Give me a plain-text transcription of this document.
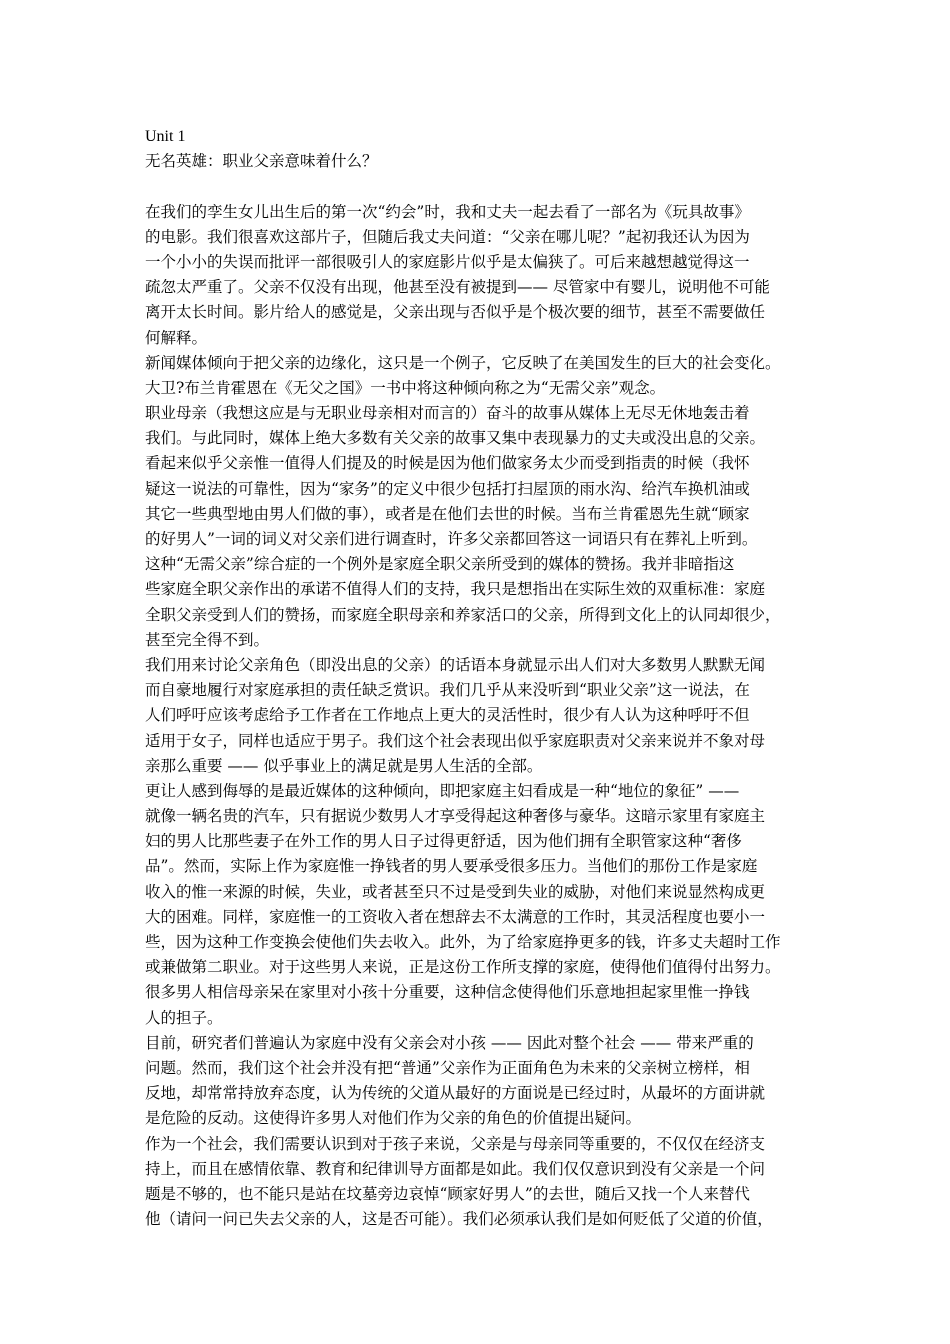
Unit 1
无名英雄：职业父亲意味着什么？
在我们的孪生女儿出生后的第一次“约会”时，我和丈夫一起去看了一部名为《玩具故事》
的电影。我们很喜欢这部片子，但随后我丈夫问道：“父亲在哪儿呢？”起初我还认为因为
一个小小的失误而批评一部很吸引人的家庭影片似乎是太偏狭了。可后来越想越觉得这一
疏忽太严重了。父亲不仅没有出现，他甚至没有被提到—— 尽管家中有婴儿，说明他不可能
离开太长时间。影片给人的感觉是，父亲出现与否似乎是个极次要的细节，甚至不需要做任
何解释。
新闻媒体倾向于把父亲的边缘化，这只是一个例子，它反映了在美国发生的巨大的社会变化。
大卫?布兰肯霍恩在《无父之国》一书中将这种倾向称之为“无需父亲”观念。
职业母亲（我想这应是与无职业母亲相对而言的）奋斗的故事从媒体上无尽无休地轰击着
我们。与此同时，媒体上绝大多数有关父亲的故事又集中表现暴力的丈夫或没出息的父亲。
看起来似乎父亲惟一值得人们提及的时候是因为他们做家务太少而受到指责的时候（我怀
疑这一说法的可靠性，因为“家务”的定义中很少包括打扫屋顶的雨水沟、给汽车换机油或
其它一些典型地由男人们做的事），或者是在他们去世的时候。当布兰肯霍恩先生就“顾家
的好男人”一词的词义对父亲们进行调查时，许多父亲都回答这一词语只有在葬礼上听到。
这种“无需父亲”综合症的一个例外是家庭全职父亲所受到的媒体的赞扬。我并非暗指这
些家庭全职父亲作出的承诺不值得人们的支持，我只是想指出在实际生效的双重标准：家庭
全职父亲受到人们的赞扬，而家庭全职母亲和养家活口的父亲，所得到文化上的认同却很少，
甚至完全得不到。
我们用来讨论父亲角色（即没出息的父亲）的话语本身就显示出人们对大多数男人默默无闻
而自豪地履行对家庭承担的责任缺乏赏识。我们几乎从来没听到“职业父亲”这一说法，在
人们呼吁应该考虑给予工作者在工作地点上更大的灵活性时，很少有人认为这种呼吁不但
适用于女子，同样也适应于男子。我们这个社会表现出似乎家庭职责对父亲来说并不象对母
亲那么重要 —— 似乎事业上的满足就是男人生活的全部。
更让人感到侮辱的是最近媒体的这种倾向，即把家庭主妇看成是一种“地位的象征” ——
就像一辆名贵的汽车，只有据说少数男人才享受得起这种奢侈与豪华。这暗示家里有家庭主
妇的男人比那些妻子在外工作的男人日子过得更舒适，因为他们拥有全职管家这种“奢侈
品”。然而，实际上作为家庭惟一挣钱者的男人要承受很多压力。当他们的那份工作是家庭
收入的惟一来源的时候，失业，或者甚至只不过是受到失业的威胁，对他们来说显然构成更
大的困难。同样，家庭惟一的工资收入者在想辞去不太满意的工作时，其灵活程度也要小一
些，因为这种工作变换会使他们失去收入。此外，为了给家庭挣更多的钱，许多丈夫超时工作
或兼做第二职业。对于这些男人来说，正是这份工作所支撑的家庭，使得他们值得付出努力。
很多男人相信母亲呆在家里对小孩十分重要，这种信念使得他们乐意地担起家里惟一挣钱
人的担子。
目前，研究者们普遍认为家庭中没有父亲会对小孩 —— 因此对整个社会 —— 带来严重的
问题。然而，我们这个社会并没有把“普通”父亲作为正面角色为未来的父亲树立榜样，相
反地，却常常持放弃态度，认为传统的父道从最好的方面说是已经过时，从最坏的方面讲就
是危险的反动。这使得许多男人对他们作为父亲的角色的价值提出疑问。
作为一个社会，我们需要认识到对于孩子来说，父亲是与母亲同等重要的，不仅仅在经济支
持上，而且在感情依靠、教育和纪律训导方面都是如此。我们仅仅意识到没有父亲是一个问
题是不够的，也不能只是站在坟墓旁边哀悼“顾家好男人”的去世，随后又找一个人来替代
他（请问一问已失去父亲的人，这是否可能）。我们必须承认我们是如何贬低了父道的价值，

————————

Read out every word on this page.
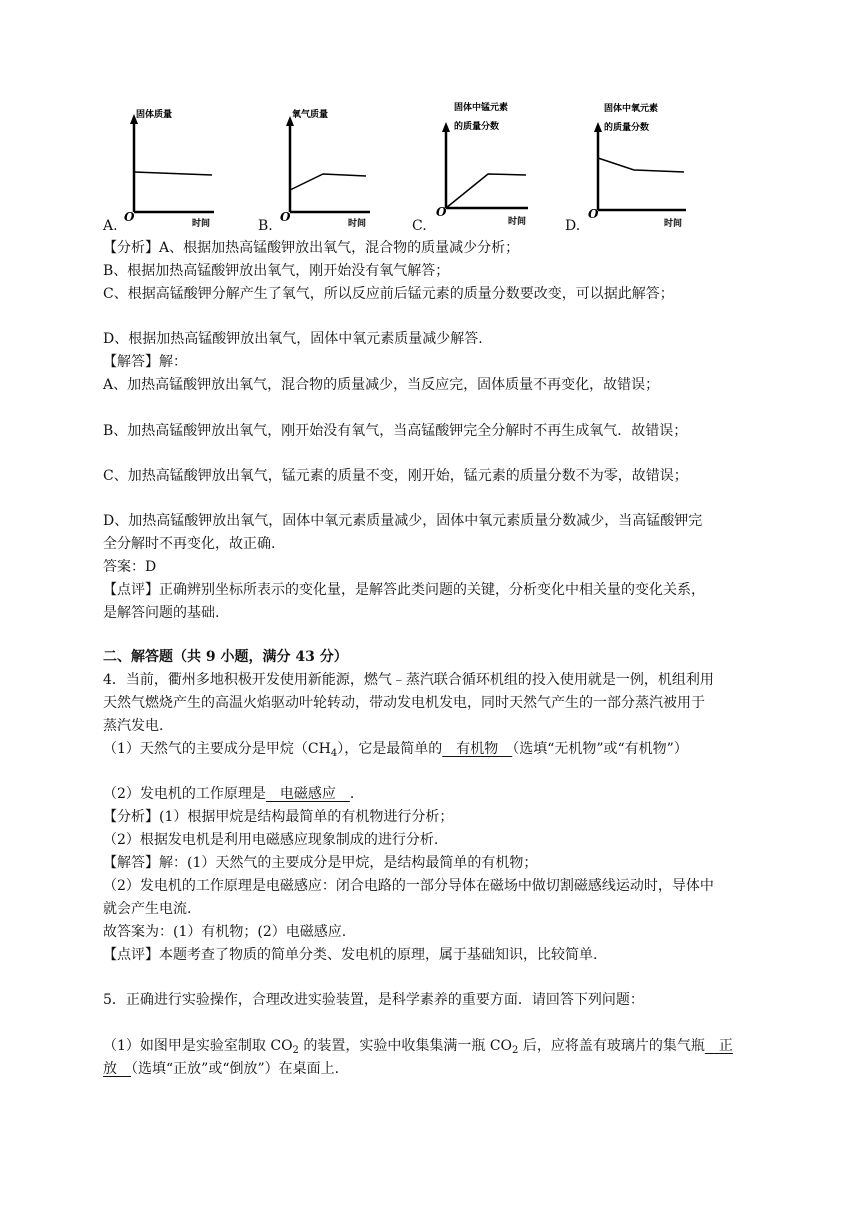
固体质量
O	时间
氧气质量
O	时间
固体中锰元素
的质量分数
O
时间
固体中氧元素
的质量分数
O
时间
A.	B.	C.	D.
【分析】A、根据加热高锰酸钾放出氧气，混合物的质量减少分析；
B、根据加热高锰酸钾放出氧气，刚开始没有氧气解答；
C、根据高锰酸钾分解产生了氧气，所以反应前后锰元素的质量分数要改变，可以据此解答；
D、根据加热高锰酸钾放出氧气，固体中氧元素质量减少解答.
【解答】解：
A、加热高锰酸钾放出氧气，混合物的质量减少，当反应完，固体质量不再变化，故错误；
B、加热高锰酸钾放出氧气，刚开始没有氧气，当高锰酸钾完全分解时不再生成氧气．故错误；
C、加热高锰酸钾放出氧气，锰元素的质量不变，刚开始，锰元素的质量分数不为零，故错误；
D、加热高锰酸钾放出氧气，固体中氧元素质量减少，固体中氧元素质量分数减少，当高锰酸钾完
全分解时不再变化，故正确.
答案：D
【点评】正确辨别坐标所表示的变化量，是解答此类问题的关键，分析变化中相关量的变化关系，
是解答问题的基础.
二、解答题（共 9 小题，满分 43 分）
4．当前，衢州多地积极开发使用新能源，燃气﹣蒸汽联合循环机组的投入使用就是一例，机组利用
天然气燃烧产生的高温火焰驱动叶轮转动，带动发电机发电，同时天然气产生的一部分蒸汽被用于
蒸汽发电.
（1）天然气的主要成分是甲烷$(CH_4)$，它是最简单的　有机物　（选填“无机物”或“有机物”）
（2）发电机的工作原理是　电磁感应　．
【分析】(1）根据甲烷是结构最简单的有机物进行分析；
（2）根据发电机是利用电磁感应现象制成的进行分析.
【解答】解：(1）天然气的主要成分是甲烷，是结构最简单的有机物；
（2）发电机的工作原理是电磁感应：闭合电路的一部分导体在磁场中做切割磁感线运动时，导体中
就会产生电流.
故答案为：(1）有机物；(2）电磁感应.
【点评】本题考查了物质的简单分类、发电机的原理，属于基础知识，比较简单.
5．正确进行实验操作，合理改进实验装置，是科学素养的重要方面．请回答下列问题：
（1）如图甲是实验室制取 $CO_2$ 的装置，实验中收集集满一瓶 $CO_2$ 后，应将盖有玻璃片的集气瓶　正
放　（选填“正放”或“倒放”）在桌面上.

————————

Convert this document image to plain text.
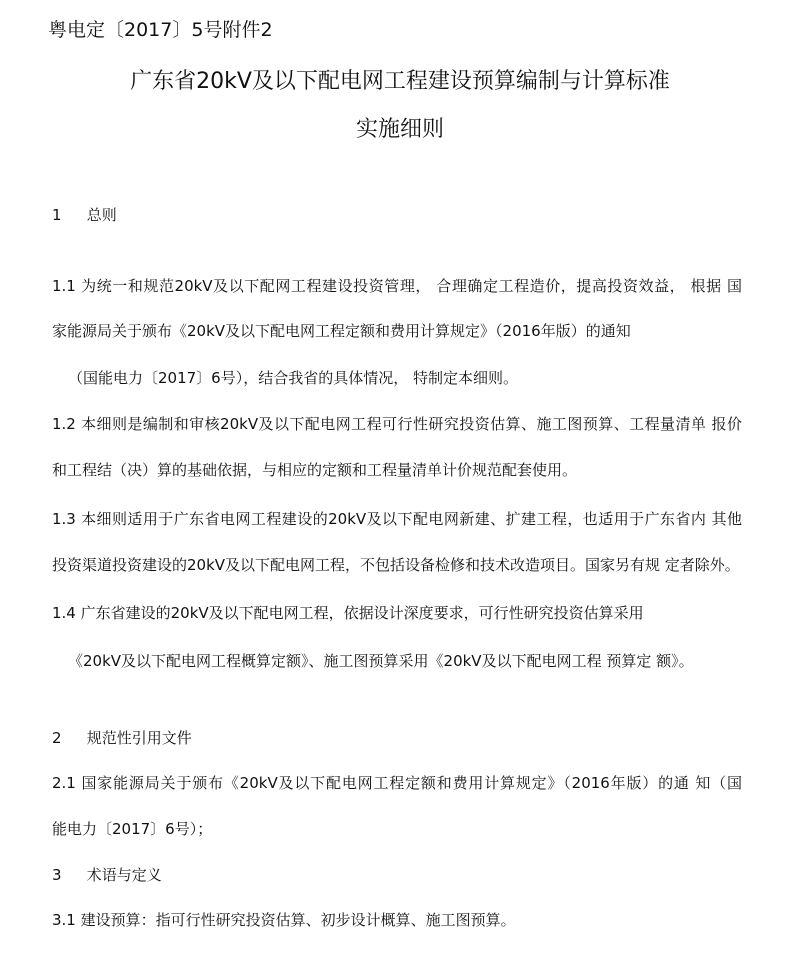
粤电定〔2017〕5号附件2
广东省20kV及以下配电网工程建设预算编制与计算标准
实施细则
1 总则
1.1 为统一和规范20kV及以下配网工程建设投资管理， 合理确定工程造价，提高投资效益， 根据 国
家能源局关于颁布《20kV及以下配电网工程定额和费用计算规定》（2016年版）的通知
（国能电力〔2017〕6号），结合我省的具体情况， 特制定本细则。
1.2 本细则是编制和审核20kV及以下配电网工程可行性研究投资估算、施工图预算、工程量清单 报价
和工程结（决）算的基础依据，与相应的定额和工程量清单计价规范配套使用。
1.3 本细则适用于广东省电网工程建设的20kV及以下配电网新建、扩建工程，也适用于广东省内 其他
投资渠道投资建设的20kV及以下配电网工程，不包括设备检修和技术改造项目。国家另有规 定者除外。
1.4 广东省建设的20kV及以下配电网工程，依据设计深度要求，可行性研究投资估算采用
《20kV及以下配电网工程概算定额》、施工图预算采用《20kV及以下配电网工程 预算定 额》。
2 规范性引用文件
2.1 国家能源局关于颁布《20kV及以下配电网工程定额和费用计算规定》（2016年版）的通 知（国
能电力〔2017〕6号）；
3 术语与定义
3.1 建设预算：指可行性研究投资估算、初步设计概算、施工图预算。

————————

Your task: Copy out all lines above that include the string "根据加热高锰酸钾放出氧气".

Final result:
【分析】A、根据加热高锰酸钾放出氧气，混合物的质量减少分析；
B、根据加热高锰酸钾放出氧气，刚开始没有氧气解答；
D、根据加热高锰酸钾放出氧气，固体中氧元素质量减少解答.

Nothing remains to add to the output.